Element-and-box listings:
+--

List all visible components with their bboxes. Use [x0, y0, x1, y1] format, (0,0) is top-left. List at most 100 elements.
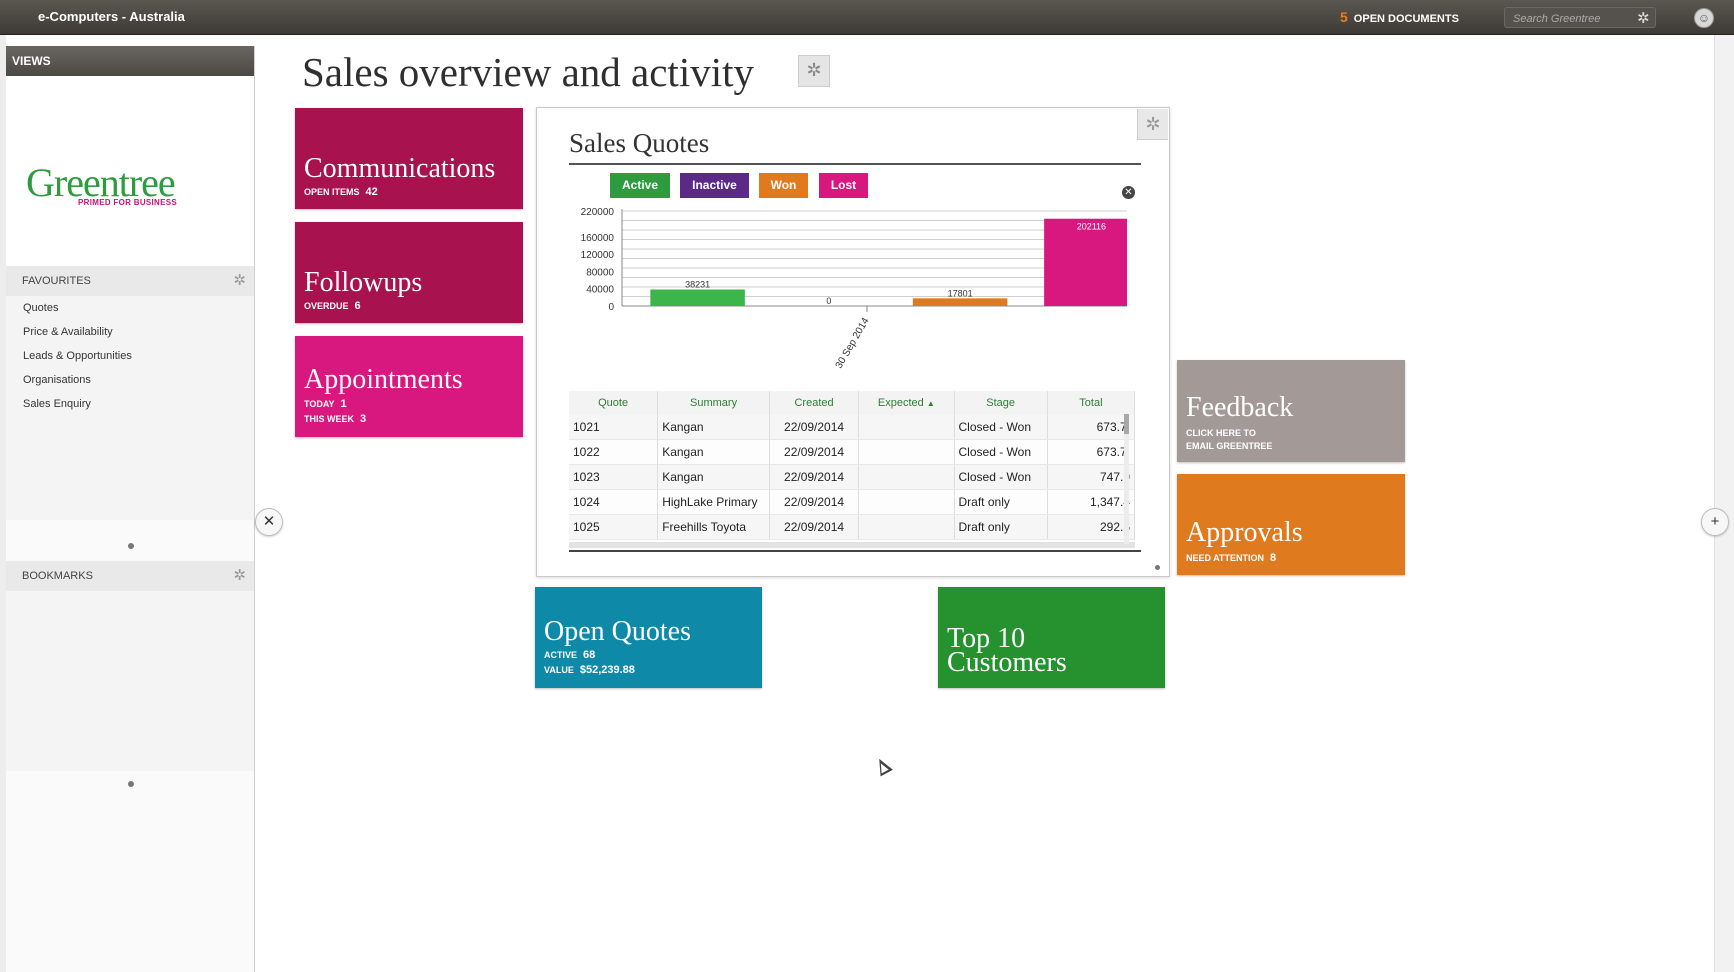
- column-header-expected[interactable]: Expected ▲: [858, 391, 955, 415]
- table-row[interactable]: 1022 Kangan 22/09/2014 Closed - Won 673.…: [569, 439, 1136, 465]
- open-quotes-tile[interactable]: Open Quotes ACTIVE 68 VALUE $52,239.88: [535, 587, 762, 688]
- cell-stage: Draft only: [954, 489, 1048, 515]
- legend-lost-button[interactable]: Lost: [819, 173, 868, 198]
- cell-summary: Kangan: [657, 439, 770, 465]
- cell-total: 747.9: [1047, 464, 1136, 490]
- cell-quote: 1023: [569, 464, 659, 490]
- cell-expected: [858, 439, 955, 465]
- table-row[interactable]: 1023 Kangan 22/09/2014 Closed - Won 747.…: [569, 464, 1136, 490]
- cell-summary: Kangan: [657, 464, 770, 490]
- followups-title: Followups: [304, 267, 423, 298]
- table-vertical-scrollbar[interactable]: [1124, 414, 1129, 544]
- appointments-tile[interactable]: Appointments TODAY 1 THIS WEEK 3: [295, 336, 523, 437]
- followups-overdue: OVERDUE 6: [304, 300, 361, 312]
- cell-expected: [858, 489, 955, 515]
- sales-quotes-panel: Sales Quotes ✲ Active Inactive Won Lost …: [536, 107, 1170, 577]
- favourites-header: FAVOURITES ✲: [6, 266, 254, 296]
- cell-quote: 1021: [569, 415, 659, 440]
- bar-value-label: 38231: [685, 279, 710, 289]
- appointments-title: Appointments: [304, 364, 463, 395]
- appointments-this-week: THIS WEEK 3: [304, 413, 367, 425]
- column-header-total[interactable]: Total: [1047, 391, 1136, 415]
- top10-customers-tile[interactable]: Top 10 Customers: [938, 587, 1165, 688]
- y-tick-label: 40000: [586, 285, 614, 296]
- cell-summary: Freehills Toyota: [657, 514, 770, 540]
- open-documents-button[interactable]: 5 OPEN DOCUMENTS: [1340, 9, 1459, 25]
- bookmarks-label: BOOKMARKS: [22, 570, 93, 582]
- title-divider: [569, 163, 1141, 165]
- table-row[interactable]: 1021 Kangan 22/09/2014 Closed - Won 673.…: [569, 415, 1136, 440]
- user-menu-icon[interactable]: ☺: [1694, 8, 1714, 28]
- chart-close-icon[interactable]: ✕: [1122, 186, 1135, 199]
- panel-resize-handle[interactable]: [1155, 565, 1160, 570]
- table-row[interactable]: 1025 Freehills Toyota 22/09/2014 Draft o…: [569, 514, 1136, 540]
- followups-tile[interactable]: Followups OVERDUE 6: [295, 222, 523, 323]
- y-tick-label: 220000: [581, 207, 615, 218]
- cell-quote: 1024: [569, 489, 659, 515]
- right-panel-edge: [1714, 35, 1734, 972]
- page-title: Sales overview and activity: [302, 49, 755, 95]
- cell-quote: 1025: [569, 514, 659, 540]
- cell-summary: HighLake Primary: [657, 489, 770, 515]
- cell-stage: Closed - Won: [954, 464, 1048, 490]
- favourites-settings-icon[interactable]: ✲: [233, 266, 246, 296]
- bar-value-label: 202116: [1077, 222, 1106, 232]
- favourite-price-availability-link[interactable]: Price & Availability: [6, 320, 254, 344]
- bar-active: [650, 289, 745, 306]
- column-header-created[interactable]: Created: [769, 391, 860, 415]
- search-settings-icon[interactable]: ✲: [1637, 9, 1650, 27]
- table-row[interactable]: 1024 HighLake Primary 22/09/2014 Draft o…: [569, 489, 1136, 515]
- favourite-quotes-link[interactable]: Quotes: [6, 296, 254, 320]
- legend-won-button[interactable]: Won: [759, 173, 808, 198]
- page-settings-icon[interactable]: ✲: [798, 55, 830, 87]
- cell-expected: [858, 464, 955, 490]
- feedback-tile[interactable]: Feedback CLICK HERE TO EMAIL GREENTREE: [1177, 360, 1405, 462]
- column-header-summary[interactable]: Summary: [657, 391, 770, 415]
- favourites-resize-handle[interactable]: [128, 543, 134, 549]
- feedback-line1: CLICK HERE TO: [1186, 428, 1256, 438]
- favourite-sales-enquiry-link[interactable]: Sales Enquiry: [6, 392, 254, 416]
- search-input[interactable]: [1511, 10, 1627, 27]
- x-category-label: 30 Sep 2014: [834, 316, 872, 371]
- table-header-row: Quote Summary Created Expected ▲ Stage T…: [569, 391, 1136, 415]
- cell-quote: 1022: [569, 439, 659, 465]
- top10-title-line2: Customers: [947, 647, 1067, 678]
- column-header-stage[interactable]: Stage: [954, 391, 1048, 415]
- approvals-need-attention: NEED ATTENTION 8: [1186, 552, 1277, 564]
- sales-quotes-settings-icon[interactable]: ✲: [1137, 109, 1168, 140]
- search-box: ✲: [1504, 7, 1656, 28]
- bar-value-label: 17801: [948, 288, 973, 298]
- table-scroll-thumb[interactable]: [1124, 414, 1129, 434]
- favourites-list: Quotes Price & Availability Leads & Oppo…: [6, 296, 254, 520]
- top-bar: e-Computers - Australia 5 OPEN DOCUMENTS …: [0, 0, 1734, 35]
- approvals-tile[interactable]: Approvals NEED ATTENTION 8: [1177, 474, 1405, 575]
- column-header-quote[interactable]: Quote: [569, 391, 659, 415]
- table-bottom-divider: [569, 550, 1141, 552]
- legend-inactive-button[interactable]: Inactive: [680, 173, 749, 198]
- cell-created: 22/09/2014: [769, 489, 860, 515]
- y-tick-label: 80000: [586, 267, 614, 278]
- bookmarks-resize-handle[interactable]: [128, 781, 134, 787]
- cell-total: 673.7.: [1047, 439, 1136, 465]
- favourite-leads-opportunities-link[interactable]: Leads & Opportunities: [6, 344, 254, 368]
- collapse-sidebar-button[interactable]: ✕: [255, 508, 283, 536]
- cell-created: 22/09/2014: [769, 439, 860, 465]
- approvals-title: Approvals: [1186, 517, 1303, 548]
- table-horizontal-scrollbar[interactable]: [569, 542, 1135, 548]
- views-header[interactable]: VIEWS: [6, 46, 254, 76]
- y-tick-label: 120000: [581, 250, 615, 261]
- expand-right-panel-button[interactable]: +: [1701, 508, 1729, 536]
- bookmarks-settings-icon[interactable]: ✲: [233, 561, 246, 591]
- bar-won: [912, 298, 1008, 306]
- favourites-label: FAVOURITES: [22, 275, 91, 287]
- favourite-organisations-link[interactable]: Organisations: [6, 368, 254, 392]
- cell-stage: Draft only: [954, 514, 1048, 540]
- communications-tile[interactable]: Communications OPEN ITEMS 42: [295, 108, 523, 209]
- open-documents-count: 5: [1340, 9, 1348, 25]
- bookmarks-list: [6, 591, 254, 771]
- cell-created: 22/09/2014: [769, 464, 860, 490]
- legend-active-button[interactable]: Active: [610, 173, 670, 198]
- bar-lost: [1044, 218, 1127, 306]
- app-title: e-Computers - Australia: [38, 9, 185, 24]
- cell-summary: Kangan: [657, 415, 770, 440]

+--

Recast every line of the entries above as one numbered list, omitting blank lines and leaving the pictures out of the answer.

1. List all visible components with their bboxes. Use [x0, y0, x1, y1] format, (0,0) is top-left. List at most 100 elements.
2. - column-header-expected[interactable]: Expected ▲: [858, 391, 955, 415]
3. - table-row[interactable]: 1022 Kangan 22/09/2014 Closed - Won 673.…: [569, 439, 1136, 465]
4. - open-quotes-tile[interactable]: Open Quotes ACTIVE 68 VALUE $52,239.88: [535, 587, 762, 688]
5. - cell-stage: Draft only: [954, 489, 1048, 515]
6. - legend-lost-button[interactable]: Lost: [819, 173, 868, 198]
7. - cell-summary: Kangan: [657, 439, 770, 465]
8. - cell-total: 747.9: [1047, 464, 1136, 490]
9. - cell-quote: 1023: [569, 464, 659, 490]
10. - cell-expected: [858, 439, 955, 465]
11. - table-row[interactable]: 1023 Kangan 22/09/2014 Closed - Won 747.…: [569, 464, 1136, 490]
12. - cell-summary: Kangan: [657, 464, 770, 490]
13. - followups-title: Followups: [304, 267, 423, 298]
14. - table-vertical-scrollbar[interactable]: [1124, 414, 1129, 544]
15. - appointments-tile[interactable]: Appointments TODAY 1 THIS WEEK 3: [295, 336, 523, 437]
16. - followups-overdue: OVERDUE 6: [304, 300, 361, 312]
17. - cell-expected: [858, 489, 955, 515]
18. - sales-quotes-panel: Sales Quotes ✲ Active Inactive Won Lost …: [536, 107, 1170, 577]
19. - favourites-header: FAVOURITES ✲: [6, 266, 254, 296]
20. - cell-quote: 1021: [569, 415, 659, 440]
21. - bar-value-label: 38231: [685, 279, 710, 289]
22. - appointments-title: Appointments: [304, 364, 463, 395]
23. - appointments-this-week: THIS WEEK 3: [304, 413, 367, 425]
24. - column-header-total[interactable]: Total: [1047, 391, 1136, 415]
25. - top10-customers-tile[interactable]: Top 10 Customers: [938, 587, 1165, 688]
26. - y-tick-label: 40000: [586, 285, 614, 296]
27. - cell-summary: Freehills Toyota: [657, 514, 770, 540]
28. - open-documents-button[interactable]: 5 OPEN DOCUMENTS: [1340, 9, 1459, 25]
29. - bookmarks-label: BOOKMARKS: [22, 570, 93, 582]
30. - title-divider: [569, 163, 1141, 165]
31. - table-row[interactable]: 1021 Kangan 22/09/2014 Closed - Won 673.…: [569, 415, 1136, 440]
32. - user-menu-icon[interactable]: ☺: [1694, 8, 1714, 28]
33. - chart-close-icon[interactable]: ✕: [1122, 186, 1135, 199]
34. - panel-resize-handle[interactable]: [1155, 565, 1160, 570]
35. - table-row[interactable]: 1025 Freehills Toyota 22/09/2014 Draft o…: [569, 514, 1136, 540]
36. - followups-tile[interactable]: Followups OVERDUE 6: [295, 222, 523, 323]
37. - y-tick-label: 220000: [581, 207, 615, 218]
38. - cell-quote: 1024: [569, 489, 659, 515]
39. - right-panel-edge: [1714, 35, 1734, 972]
40. - page-title: Sales overview and activity: [302, 49, 755, 95]
41. - cell-quote: 1025: [569, 514, 659, 540]
42. - cell-summary: HighLake Primary: [657, 489, 770, 515]
43. - cell-stage: Closed - Won: [954, 464, 1048, 490]
44. - favourites-settings-icon[interactable]: ✲: [233, 266, 246, 296]
45. - bar-value-label: 202116: [1077, 222, 1106, 232]
46. - favourite-price-availability-link[interactable]: Price & Availability: [6, 320, 254, 344]
47. - bar-active: [650, 289, 745, 306]
48. - column-header-created[interactable]: Created: [769, 391, 860, 415]
49. - search-settings-icon[interactable]: ✲: [1637, 9, 1650, 27]
50. - table-row[interactable]: 1024 HighLake Primary 22/09/2014 Draft o…: [569, 489, 1136, 515]
51. - favourite-quotes-link[interactable]: Quotes: [6, 296, 254, 320]
52. - legend-won-button[interactable]: Won: [759, 173, 808, 198]
53. - page-settings-icon[interactable]: ✲: [798, 55, 830, 87]
54. - cell-expected: [858, 464, 955, 490]
55. - feedback-tile[interactable]: Feedback CLICK HERE TO EMAIL GREENTREE: [1177, 360, 1405, 462]
56. - column-header-summary[interactable]: Summary: [657, 391, 770, 415]
57. - favourites-resize-handle[interactable]: [128, 543, 134, 549]
58. - feedback-line1: CLICK HERE TO: [1186, 428, 1256, 438]
59. - favourite-sales-enquiry-link[interactable]: Sales Enquiry: [6, 392, 254, 416]
60. - search-input[interactable]: [1511, 10, 1627, 27]
61. - x-category-label: 30 Sep 2014: [834, 316, 872, 371]
62. - table-header-row: Quote Summary Created Expected ▲ Stage T…: [569, 391, 1136, 415]
63. - cell-quote: 1022: [569, 439, 659, 465]
64. - top10-title-line2: Customers: [947, 647, 1067, 678]
65. - column-header-stage[interactable]: Stage: [954, 391, 1048, 415]
66. - approvals-need-attention: NEED ATTENTION 8: [1186, 552, 1277, 564]
67. - sales-quotes-settings-icon[interactable]: ✲: [1137, 109, 1168, 140]
68. - search-box: ✲: [1504, 7, 1656, 28]
69. - bar-value-label: 17801: [948, 288, 973, 298]
70. - table-scroll-thumb[interactable]: [1124, 414, 1129, 434]
71. - favourites-list: Quotes Price & Availability Leads & Oppo…: [6, 296, 254, 520]
72. - top-bar: e-Computers - Australia 5 OPEN DOCUMENTS …: [0, 0, 1734, 35]
73. - approvals-tile[interactable]: Approvals NEED ATTENTION 8: [1177, 474, 1405, 575]
74. - column-header-quote[interactable]: Quote: [569, 391, 659, 415]
75. - table-bottom-divider: [569, 550, 1141, 552]
76. - legend-inactive-button[interactable]: Inactive: [680, 173, 749, 198]
77. - cell-created: 22/09/2014: [769, 489, 860, 515]
78. - y-tick-label: 80000: [586, 267, 614, 278]
79. - bookmarks-resize-handle[interactable]: [128, 781, 134, 787]
80. - cell-total: 673.7.: [1047, 439, 1136, 465]
81. - favourite-leads-opportunities-link[interactable]: Leads & Opportunities: [6, 344, 254, 368]
82. - collapse-sidebar-button[interactable]: ✕: [255, 508, 283, 536]
83. - cell-created: 22/09/2014: [769, 439, 860, 465]
84. - approvals-title: Approvals: [1186, 517, 1303, 548]
85. - table-horizontal-scrollbar[interactable]: [569, 542, 1135, 548]
86. - views-header[interactable]: VIEWS: [6, 46, 254, 76]
87. - y-tick-label: 120000: [581, 250, 615, 261]
88. - expand-right-panel-button[interactable]: +: [1701, 508, 1729, 536]
89. - bookmarks-settings-icon[interactable]: ✲: [233, 561, 246, 591]
90. - bar-won: [912, 298, 1008, 306]
91. - favourites-label: FAVOURITES: [22, 275, 91, 287]
92. - favourite-organisations-link[interactable]: Organisations: [6, 368, 254, 392]
93. - cell-stage: Draft only: [954, 514, 1048, 540]
94. - communications-tile[interactable]: Communications OPEN ITEMS 42: [295, 108, 523, 209]
95. - open-documents-count: 5: [1340, 9, 1348, 25]
96. - bookmarks-list: [6, 591, 254, 771]
97. - cell-created: 22/09/2014: [769, 464, 860, 490]
98. - legend-active-button[interactable]: Active: [610, 173, 670, 198]
99. - bar-lost: [1044, 218, 1127, 306]
100. - app-title: e-Computers - Australia: [38, 9, 185, 24]
101. - cell-summary: Kangan: [657, 415, 770, 440]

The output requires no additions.